### DATASET ROWS ###

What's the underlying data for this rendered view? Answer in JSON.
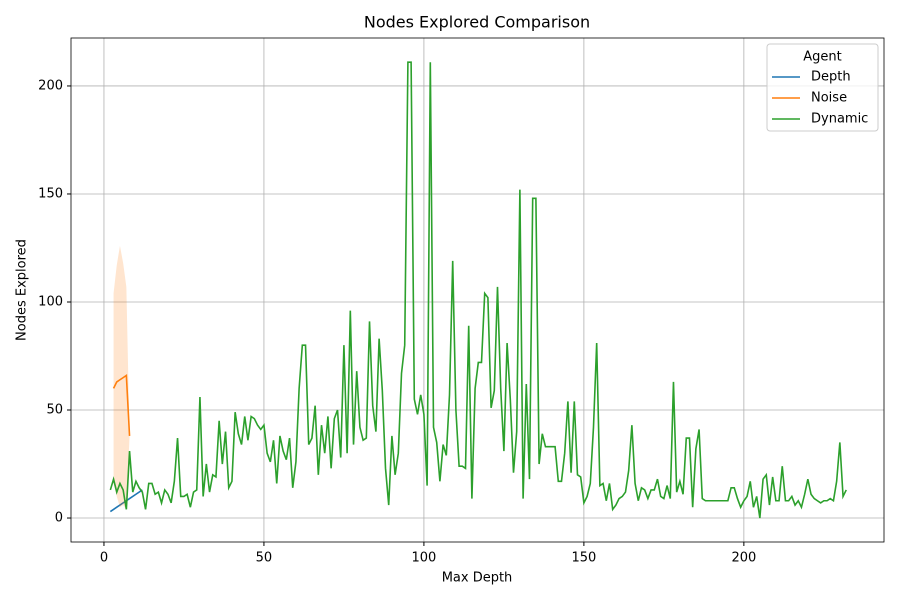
{
  "chart_data": {
    "type": "line",
    "title": "Nodes Explored Comparison",
    "x_label": "Max Depth",
    "y_label": "Nodes Explored",
    "xlim": [
      -10.3,
      243.8
    ],
    "ylim": [
      -11.1,
      222.2
    ],
    "xticks": [
      0,
      50,
      100,
      150,
      200
    ],
    "yticks": [
      0,
      50,
      100,
      150,
      200
    ],
    "grid": true,
    "legend_title": "Agent",
    "legend_position": "upper right",
    "series": [
      {
        "name": "Depth",
        "color": "#1f77b4",
        "x": [
          2,
          4,
          6,
          8,
          10,
          12
        ],
        "values": [
          3,
          5,
          7,
          9,
          11,
          13
        ]
      },
      {
        "name": "Noise",
        "color": "#ff7f0e",
        "x": [
          3,
          4,
          5,
          6,
          7,
          8
        ],
        "values": [
          60,
          63,
          64,
          65,
          66,
          38
        ],
        "lower": [
          16,
          10,
          5,
          6,
          4,
          38
        ],
        "upper": [
          104,
          117,
          126,
          118,
          107,
          38
        ]
      },
      {
        "name": "Dynamic",
        "color": "#2ca02c",
        "x": [
          2,
          3,
          4,
          5,
          6,
          7,
          8,
          9,
          10,
          11,
          12,
          13,
          14,
          15,
          16,
          17,
          18,
          19,
          20,
          21,
          22,
          23,
          24,
          25,
          26,
          27,
          28,
          29,
          30,
          31,
          32,
          33,
          34,
          35,
          36,
          37,
          38,
          39,
          40,
          41,
          42,
          43,
          44,
          45,
          46,
          47,
          48,
          49,
          50,
          51,
          52,
          53,
          54,
          55,
          56,
          57,
          58,
          59,
          60,
          61,
          62,
          63,
          64,
          65,
          66,
          67,
          68,
          69,
          70,
          71,
          72,
          73,
          74,
          75,
          76,
          77,
          78,
          79,
          80,
          81,
          82,
          83,
          84,
          85,
          86,
          87,
          88,
          89,
          90,
          91,
          92,
          93,
          94,
          95,
          96,
          97,
          98,
          99,
          100,
          101,
          102,
          103,
          104,
          105,
          106,
          107,
          108,
          109,
          110,
          111,
          112,
          113,
          114,
          115,
          116,
          117,
          118,
          119,
          120,
          121,
          122,
          123,
          124,
          125,
          126,
          127,
          128,
          129,
          130,
          131,
          132,
          133,
          134,
          135,
          136,
          137,
          138,
          139,
          140,
          141,
          142,
          143,
          144,
          145,
          146,
          147,
          148,
          149,
          150,
          151,
          152,
          153,
          154,
          155,
          156,
          157,
          158,
          159,
          160,
          161,
          162,
          163,
          164,
          165,
          166,
          167,
          168,
          169,
          170,
          171,
          172,
          173,
          174,
          175,
          176,
          177,
          178,
          179,
          180,
          181,
          182,
          183,
          184,
          185,
          186,
          187,
          188,
          189,
          190,
          191,
          192,
          193,
          194,
          195,
          196,
          197,
          198,
          199,
          200,
          201,
          202,
          203,
          204,
          205,
          206,
          207,
          208,
          209,
          210,
          211,
          212,
          213,
          214,
          215,
          216,
          217,
          218,
          219,
          220,
          221,
          222,
          223,
          224,
          225,
          226,
          227,
          228,
          229,
          230,
          231,
          232
        ],
        "values": [
          13,
          18,
          12,
          16,
          13,
          4,
          31,
          12,
          17,
          14,
          12,
          4,
          16,
          16,
          11,
          12,
          7,
          13,
          11,
          7,
          17,
          37,
          10,
          10,
          11,
          5,
          12,
          13,
          56,
          10,
          25,
          12,
          20,
          19,
          45,
          25,
          40,
          14,
          17,
          49,
          39,
          34,
          47,
          36,
          47,
          46,
          43,
          41,
          43,
          30,
          26,
          36,
          16,
          38,
          31,
          27,
          37,
          14,
          26,
          60,
          80,
          80,
          34,
          37,
          52,
          20,
          43,
          30,
          47,
          23,
          46,
          50,
          28,
          80,
          30,
          96,
          34,
          68,
          42,
          36,
          37,
          91,
          52,
          40,
          83,
          59,
          23,
          6,
          38,
          20,
          30,
          67,
          80,
          211,
          211,
          55,
          48,
          57,
          48,
          15,
          211,
          42,
          35,
          17,
          34,
          29,
          57,
          119,
          50,
          24,
          24,
          23,
          89,
          9,
          60,
          72,
          72,
          104,
          102,
          51,
          59,
          107,
          60,
          31,
          81,
          55,
          21,
          40,
          152,
          9,
          62,
          18,
          148,
          148,
          25,
          39,
          33,
          33,
          33,
          33,
          17,
          17,
          30,
          54,
          21,
          54,
          20,
          19,
          7,
          10,
          16,
          42,
          81,
          15,
          16,
          8,
          16,
          4,
          6,
          9,
          10,
          12,
          22,
          43,
          16,
          8,
          14,
          13,
          9,
          13,
          13,
          18,
          10,
          9,
          15,
          9,
          63,
          12,
          17,
          11,
          37,
          37,
          5,
          32,
          41,
          9,
          8,
          8,
          8,
          8,
          8,
          8,
          8,
          8,
          14,
          14,
          9,
          5,
          8,
          10,
          17,
          5,
          10,
          0,
          18,
          20,
          6,
          19,
          8,
          8,
          24,
          8,
          8,
          10,
          6,
          8,
          5,
          11,
          18,
          11,
          9,
          8,
          7,
          8,
          8,
          9,
          8,
          17,
          35,
          10,
          13
        ]
      }
    ]
  }
}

###

## INSTRUCTION
Gather all the lines that include the word "color" and copy them out.

## TASK SOLUTION
        "color": "#1f77b4",
        "color": "#ff7f0e",
        "color": "#2ca02c",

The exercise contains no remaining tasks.